» MATERIALS PROVIDED
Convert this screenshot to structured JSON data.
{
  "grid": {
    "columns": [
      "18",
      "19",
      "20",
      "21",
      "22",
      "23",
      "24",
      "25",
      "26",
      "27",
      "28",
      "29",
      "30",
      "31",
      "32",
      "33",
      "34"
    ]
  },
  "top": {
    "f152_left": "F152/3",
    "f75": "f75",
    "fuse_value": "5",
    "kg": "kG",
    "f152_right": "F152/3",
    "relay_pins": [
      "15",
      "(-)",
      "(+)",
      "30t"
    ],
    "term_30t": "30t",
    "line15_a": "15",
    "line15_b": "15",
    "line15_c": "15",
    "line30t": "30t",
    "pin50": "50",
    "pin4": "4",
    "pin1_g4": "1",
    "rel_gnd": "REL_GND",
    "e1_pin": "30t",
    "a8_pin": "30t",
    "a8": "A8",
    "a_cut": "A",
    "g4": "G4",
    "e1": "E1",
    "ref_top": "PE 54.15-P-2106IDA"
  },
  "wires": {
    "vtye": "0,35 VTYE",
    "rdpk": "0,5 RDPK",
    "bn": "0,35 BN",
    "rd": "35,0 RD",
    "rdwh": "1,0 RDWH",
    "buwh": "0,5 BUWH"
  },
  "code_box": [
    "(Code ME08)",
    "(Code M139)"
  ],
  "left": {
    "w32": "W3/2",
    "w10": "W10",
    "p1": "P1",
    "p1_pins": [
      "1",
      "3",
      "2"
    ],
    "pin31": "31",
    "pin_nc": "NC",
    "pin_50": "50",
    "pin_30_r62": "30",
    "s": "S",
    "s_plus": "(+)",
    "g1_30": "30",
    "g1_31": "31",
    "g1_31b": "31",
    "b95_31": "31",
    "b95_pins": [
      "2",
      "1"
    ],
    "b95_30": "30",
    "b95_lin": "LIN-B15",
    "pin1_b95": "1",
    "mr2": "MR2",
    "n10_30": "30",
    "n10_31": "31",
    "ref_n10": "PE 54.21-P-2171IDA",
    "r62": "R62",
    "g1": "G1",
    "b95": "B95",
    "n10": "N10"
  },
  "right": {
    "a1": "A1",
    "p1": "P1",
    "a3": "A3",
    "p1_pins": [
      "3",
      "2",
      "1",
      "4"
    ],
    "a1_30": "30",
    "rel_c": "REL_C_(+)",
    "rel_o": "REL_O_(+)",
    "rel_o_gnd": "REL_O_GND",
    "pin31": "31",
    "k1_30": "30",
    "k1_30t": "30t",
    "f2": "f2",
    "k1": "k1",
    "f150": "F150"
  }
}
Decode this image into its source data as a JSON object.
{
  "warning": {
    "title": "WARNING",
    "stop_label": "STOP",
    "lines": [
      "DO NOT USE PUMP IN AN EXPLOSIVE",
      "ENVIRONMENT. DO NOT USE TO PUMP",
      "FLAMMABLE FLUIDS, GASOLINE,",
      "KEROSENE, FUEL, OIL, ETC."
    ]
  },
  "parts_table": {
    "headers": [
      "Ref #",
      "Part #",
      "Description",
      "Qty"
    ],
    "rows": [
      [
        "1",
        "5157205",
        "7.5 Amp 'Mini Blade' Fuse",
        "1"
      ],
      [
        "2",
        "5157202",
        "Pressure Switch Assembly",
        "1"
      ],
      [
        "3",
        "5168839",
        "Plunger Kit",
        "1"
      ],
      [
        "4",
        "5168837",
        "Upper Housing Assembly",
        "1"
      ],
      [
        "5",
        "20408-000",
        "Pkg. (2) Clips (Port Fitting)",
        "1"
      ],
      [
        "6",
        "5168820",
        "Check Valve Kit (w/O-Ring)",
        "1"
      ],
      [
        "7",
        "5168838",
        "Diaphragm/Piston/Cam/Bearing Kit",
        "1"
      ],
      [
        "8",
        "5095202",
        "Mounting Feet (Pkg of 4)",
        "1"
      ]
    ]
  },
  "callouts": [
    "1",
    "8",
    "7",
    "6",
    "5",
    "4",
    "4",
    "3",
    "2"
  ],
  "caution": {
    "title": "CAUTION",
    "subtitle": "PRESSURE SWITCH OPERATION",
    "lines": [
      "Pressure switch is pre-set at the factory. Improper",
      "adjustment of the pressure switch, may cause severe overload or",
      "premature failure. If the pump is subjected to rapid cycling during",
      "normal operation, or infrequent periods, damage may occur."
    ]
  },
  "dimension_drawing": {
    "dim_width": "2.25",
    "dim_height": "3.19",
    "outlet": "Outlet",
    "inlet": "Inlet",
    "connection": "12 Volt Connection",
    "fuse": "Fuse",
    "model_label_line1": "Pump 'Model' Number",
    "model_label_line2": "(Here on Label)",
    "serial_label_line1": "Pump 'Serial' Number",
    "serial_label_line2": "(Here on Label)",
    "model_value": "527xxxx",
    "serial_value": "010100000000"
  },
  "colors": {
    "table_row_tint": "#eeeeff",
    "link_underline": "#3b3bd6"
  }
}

» DIRECTIONS
Extract every entry in the listing word for word.

» EXERCISE RESPONSE
Convert this screenshot to structured JSON data.
{
  "grid": {
    "columns": [
      "18",
      "19",
      "20",
      "21",
      "22",
      "23",
      "24",
      "25",
      "26",
      "27",
      "28",
      "29",
      "30",
      "31",
      "32",
      "33",
      "34"
    ]
  },
  "top": {
    "f152_left": "F152/3",
    "f75": "f75",
    "fuse_value": "5",
    "kg": "kG",
    "f152_right": "F152/3",
    "relay_pins": [
      "15",
      "(-)",
      "(+)",
      "30t"
    ],
    "term_30t": "30t",
    "line15_a": "15",
    "line15_b": "15",
    "line15_c": "15",
    "line30t": "30t",
    "pin50": "50",
    "pin4": "4",
    "pin1_g4": "1",
    "rel_gnd": "REL_GND",
    "e1_pin": "30t",
    "a8_pin": "30t",
    "a8": "A8",
    "a_cut": "A",
    "g4": "G4",
    "e1": "E1",
    "ref_top": "PE 54.15-P-2106IDA"
  },
  "wires": {
    "vtye": "0,35 VTYE",
    "rdpk": "0,5 RDPK",
    "bn": "0,35 BN",
    "rd": "35,0 RD",
    "rdwh": "1,0 RDWH",
    "buwh": "0,5 BUWH"
  },
  "code_box": [
    "(Code ME08)",
    "(Code M139)"
  ],
  "left": {
    "w32": "W3/2",
    "w10": "W10",
    "p1": "P1",
    "p1_pins": [
      "1",
      "3",
      "2"
    ],
    "pin31": "31",
    "pin_nc": "NC",
    "pin_50": "50",
    "pin_30_r62": "30",
    "s": "S",
    "s_plus": "(+)",
    "g1_30": "30",
    "g1_31": "31",
    "g1_31b": "31",
    "b95_31": "31",
    "b95_pins": [
      "2",
      "1"
    ],
    "b95_30": "30",
    "b95_lin": "LIN-B15",
    "pin1_b95": "1",
    "mr2": "MR2",
    "n10_30": "30",
    "n10_31": "31",
    "ref_n10": "PE 54.21-P-2171IDA",
    "r62": "R62",
    "g1": "G1",
    "b95": "B95",
    "n10": "N10"
  },
  "right": {
    "a1": "A1",
    "p1": "P1",
    "a3": "A3",
    "p1_pins": [
      "3",
      "2",
      "1",
      "4"
    ],
    "a1_30": "30",
    "rel_c": "REL_C_(+)",
    "rel_o": "REL_O_(+)",
    "rel_o_gnd": "REL_O_GND",
    "pin31": "31",
    "k1_30": "30",
    "k1_30t": "30t",
    "f2": "f2",
    "k1": "k1",
    "f150": "F150"
  }
}
Decode this image into its source data as a JSON object.
{
  "warning": {
    "title": "WARNING",
    "stop_label": "STOP",
    "lines": [
      "DO NOT USE PUMP IN AN EXPLOSIVE",
      "ENVIRONMENT. DO NOT USE TO PUMP",
      "FLAMMABLE FLUIDS, GASOLINE,",
      "KEROSENE, FUEL, OIL, ETC."
    ]
  },
  "parts_table": {
    "headers": [
      "Ref #",
      "Part #",
      "Description",
      "Qty"
    ],
    "rows": [
      [
        "1",
        "5157205",
        "7.5 Amp 'Mini Blade' Fuse",
        "1"
      ],
      [
        "2",
        "5157202",
        "Pressure Switch Assembly",
        "1"
      ],
      [
        "3",
        "5168839",
        "Plunger Kit",
        "1"
      ],
      [
        "4",
        "5168837",
        "Upper Housing Assembly",
        "1"
      ],
      [
        "5",
        "20408-000",
        "Pkg. (2) Clips (Port Fitting)",
        "1"
      ],
      [
        "6",
        "5168820",
        "Check Valve Kit (w/O-Ring)",
        "1"
      ],
      [
        "7",
        "5168838",
        "Diaphragm/Piston/Cam/Bearing Kit",
        "1"
      ],
      [
        "8",
        "5095202",
        "Mounting Feet (Pkg of 4)",
        "1"
      ]
    ]
  },
  "callouts": [
    "1",
    "8",
    "7",
    "6",
    "5",
    "4",
    "4",
    "3",
    "2"
  ],
  "caution": {
    "title": "CAUTION",
    "subtitle": "PRESSURE SWITCH OPERATION",
    "lines": [
      "Pressure switch is pre-set at the factory. Improper",
      "adjustment of the pressure switch, may cause severe overload or",
      "premature failure. If the pump is subjected to rapid cycling during",
      "normal operation, or infrequent periods, damage may occur."
    ]
  },
  "dimension_drawing": {
    "dim_width": "2.25",
    "dim_height": "3.19",
    "outlet": "Outlet",
    "inlet": "Inlet",
    "connection": "12 Volt Connection",
    "fuse": "Fuse",
    "model_label_line1": "Pump 'Model' Number",
    "model_label_line2": "(Here on Label)",
    "serial_label_line1": "Pump 'Serial' Number",
    "serial_label_line2": "(Here on Label)",
    "model_value": "527xxxx",
    "serial_value": "010100000000"
  },
  "colors": {
    "table_row_tint": "#eeeeff",
    "link_underline": "#3b3bd6"
  }
}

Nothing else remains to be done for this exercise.